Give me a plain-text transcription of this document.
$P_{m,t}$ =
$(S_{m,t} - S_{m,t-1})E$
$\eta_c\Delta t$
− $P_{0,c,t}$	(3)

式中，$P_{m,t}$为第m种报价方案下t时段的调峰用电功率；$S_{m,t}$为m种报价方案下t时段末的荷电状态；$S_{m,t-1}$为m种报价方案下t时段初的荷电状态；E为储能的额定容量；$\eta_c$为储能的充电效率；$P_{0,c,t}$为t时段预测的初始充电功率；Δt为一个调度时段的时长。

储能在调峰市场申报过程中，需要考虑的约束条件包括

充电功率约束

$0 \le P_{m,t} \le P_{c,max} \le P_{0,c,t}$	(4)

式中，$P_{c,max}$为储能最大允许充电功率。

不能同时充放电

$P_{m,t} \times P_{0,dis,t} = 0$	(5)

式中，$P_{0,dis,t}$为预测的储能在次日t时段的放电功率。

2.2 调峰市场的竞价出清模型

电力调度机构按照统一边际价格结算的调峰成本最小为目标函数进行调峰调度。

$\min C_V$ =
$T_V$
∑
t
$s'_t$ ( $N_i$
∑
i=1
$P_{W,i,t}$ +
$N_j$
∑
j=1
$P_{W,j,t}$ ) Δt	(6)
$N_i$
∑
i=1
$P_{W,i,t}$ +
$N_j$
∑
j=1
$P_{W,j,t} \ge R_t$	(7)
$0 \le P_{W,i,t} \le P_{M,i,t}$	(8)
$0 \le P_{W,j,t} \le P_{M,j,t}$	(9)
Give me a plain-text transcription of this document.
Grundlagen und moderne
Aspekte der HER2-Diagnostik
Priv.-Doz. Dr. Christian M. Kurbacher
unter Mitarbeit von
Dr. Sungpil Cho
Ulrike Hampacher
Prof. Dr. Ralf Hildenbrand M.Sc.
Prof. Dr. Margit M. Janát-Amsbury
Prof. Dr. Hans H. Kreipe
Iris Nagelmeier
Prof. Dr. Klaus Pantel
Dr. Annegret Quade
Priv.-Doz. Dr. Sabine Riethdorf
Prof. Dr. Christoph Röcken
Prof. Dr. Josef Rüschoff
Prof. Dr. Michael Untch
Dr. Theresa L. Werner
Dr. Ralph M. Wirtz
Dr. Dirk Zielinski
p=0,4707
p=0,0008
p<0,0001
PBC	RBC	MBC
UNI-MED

***

What this task involves:
From the entries above, return each line with the word "Priv" in it.

Response to the exercise:
Priv.-Doz. Dr. Christian M. Kurbacher
Priv.-Doz. Dr. Sabine Riethdorf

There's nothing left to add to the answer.